# [Goal of the exercise]
Gather all lines in the entries that include the word "this".

# [Extracts from a graphics dataset]

Begin

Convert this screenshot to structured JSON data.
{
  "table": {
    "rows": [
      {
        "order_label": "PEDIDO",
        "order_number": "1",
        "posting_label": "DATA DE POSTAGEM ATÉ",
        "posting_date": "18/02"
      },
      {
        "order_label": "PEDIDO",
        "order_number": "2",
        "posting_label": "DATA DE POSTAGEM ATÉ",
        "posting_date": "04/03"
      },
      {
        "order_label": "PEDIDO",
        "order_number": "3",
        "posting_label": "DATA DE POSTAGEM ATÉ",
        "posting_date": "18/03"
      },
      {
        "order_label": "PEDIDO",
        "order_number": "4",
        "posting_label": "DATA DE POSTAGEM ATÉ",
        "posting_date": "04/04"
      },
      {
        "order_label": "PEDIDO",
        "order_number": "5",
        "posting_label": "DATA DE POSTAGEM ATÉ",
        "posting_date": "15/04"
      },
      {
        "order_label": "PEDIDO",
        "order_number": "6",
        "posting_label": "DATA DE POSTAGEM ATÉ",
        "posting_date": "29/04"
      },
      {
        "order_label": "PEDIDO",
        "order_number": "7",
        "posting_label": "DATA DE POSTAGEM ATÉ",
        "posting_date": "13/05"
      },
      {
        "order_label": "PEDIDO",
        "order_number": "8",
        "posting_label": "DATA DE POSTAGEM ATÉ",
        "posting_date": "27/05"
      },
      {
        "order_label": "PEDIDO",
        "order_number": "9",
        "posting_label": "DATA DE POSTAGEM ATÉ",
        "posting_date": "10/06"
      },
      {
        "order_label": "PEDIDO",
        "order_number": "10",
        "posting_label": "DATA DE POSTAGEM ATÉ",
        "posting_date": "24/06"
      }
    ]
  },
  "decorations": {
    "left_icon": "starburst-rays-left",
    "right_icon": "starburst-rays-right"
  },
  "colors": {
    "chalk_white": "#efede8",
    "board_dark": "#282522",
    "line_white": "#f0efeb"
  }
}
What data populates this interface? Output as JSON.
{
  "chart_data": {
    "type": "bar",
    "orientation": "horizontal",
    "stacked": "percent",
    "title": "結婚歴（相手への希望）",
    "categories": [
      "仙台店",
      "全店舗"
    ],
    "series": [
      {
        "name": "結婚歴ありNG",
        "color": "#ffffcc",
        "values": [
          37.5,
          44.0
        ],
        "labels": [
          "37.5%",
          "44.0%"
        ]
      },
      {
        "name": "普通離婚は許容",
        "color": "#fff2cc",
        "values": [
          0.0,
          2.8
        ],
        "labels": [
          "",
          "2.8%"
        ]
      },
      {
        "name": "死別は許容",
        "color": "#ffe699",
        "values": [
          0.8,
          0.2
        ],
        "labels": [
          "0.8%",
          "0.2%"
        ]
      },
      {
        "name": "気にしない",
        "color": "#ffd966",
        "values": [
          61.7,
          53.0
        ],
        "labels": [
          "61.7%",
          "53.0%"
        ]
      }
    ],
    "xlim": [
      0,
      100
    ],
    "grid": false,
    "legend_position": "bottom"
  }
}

End

# [Completed task]
Convert this screenshot to structured JSON data.
What data populates this interface? Output as JSON.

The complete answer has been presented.